**WORK TO DO:**
Will you give the material below again, every line exactly as it is?

============================================================

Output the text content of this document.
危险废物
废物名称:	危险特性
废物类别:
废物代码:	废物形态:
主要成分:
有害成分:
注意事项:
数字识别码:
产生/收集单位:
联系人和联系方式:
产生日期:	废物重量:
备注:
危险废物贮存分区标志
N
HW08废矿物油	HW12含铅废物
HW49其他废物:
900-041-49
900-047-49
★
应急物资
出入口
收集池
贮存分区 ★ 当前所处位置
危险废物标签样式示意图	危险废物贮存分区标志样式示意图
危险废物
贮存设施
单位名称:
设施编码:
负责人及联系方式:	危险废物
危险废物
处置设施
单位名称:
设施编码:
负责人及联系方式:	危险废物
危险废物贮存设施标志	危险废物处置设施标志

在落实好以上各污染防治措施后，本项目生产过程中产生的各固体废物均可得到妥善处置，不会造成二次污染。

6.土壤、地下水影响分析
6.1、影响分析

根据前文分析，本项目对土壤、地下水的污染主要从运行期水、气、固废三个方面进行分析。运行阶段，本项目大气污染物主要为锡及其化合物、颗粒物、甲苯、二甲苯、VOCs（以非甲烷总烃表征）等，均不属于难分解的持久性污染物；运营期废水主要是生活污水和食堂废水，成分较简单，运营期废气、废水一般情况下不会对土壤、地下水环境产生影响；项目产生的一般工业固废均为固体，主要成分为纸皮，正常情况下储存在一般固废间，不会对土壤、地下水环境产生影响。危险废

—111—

============================================================

**WORKED ANSWER:**
Output the text content of this document.
危险废物
废物名称:	危险特性
废物类别:
废物代码:	废物形态:
主要成分:
有害成分:
注意事项:
数字识别码:
产生/收集单位:
联系人和联系方式:
产生日期:	废物重量:
备注:
危险废物贮存分区标志
N
HW08废矿物油	HW12含铅废物
HW49其他废物:
900-041-49
900-047-49
★
应急物资
出入口
收集池
贮存分区 ★ 当前所处位置
危险废物标签样式示意图	危险废物贮存分区标志样式示意图
危险废物
贮存设施
单位名称:
设施编码:
负责人及联系方式:	危险废物
危险废物
处置设施
单位名称:
设施编码:
负责人及联系方式:	危险废物
危险废物贮存设施标志	危险废物处置设施标志

在落实好以上各污染防治措施后，本项目生产过程中产生的各固体废物均可得到妥善处置，不会造成二次污染。

6.土壤、地下水影响分析
6.1、影响分析

根据前文分析，本项目对土壤、地下水的污染主要从运行期水、气、固废三个方面进行分析。运行阶段，本项目大气污染物主要为锡及其化合物、颗粒物、甲苯、二甲苯、VOCs（以非甲烷总烃表征）等，均不属于难分解的持久性污染物；运营期废水主要是生活污水和食堂废水，成分较简单，运营期废气、废水一般情况下不会对土壤、地下水环境产生影响；项目产生的一般工业固废均为固体，主要成分为纸皮，正常情况下储存在一般固废间，不会对土壤、地下水环境产生影响。危险废

—111—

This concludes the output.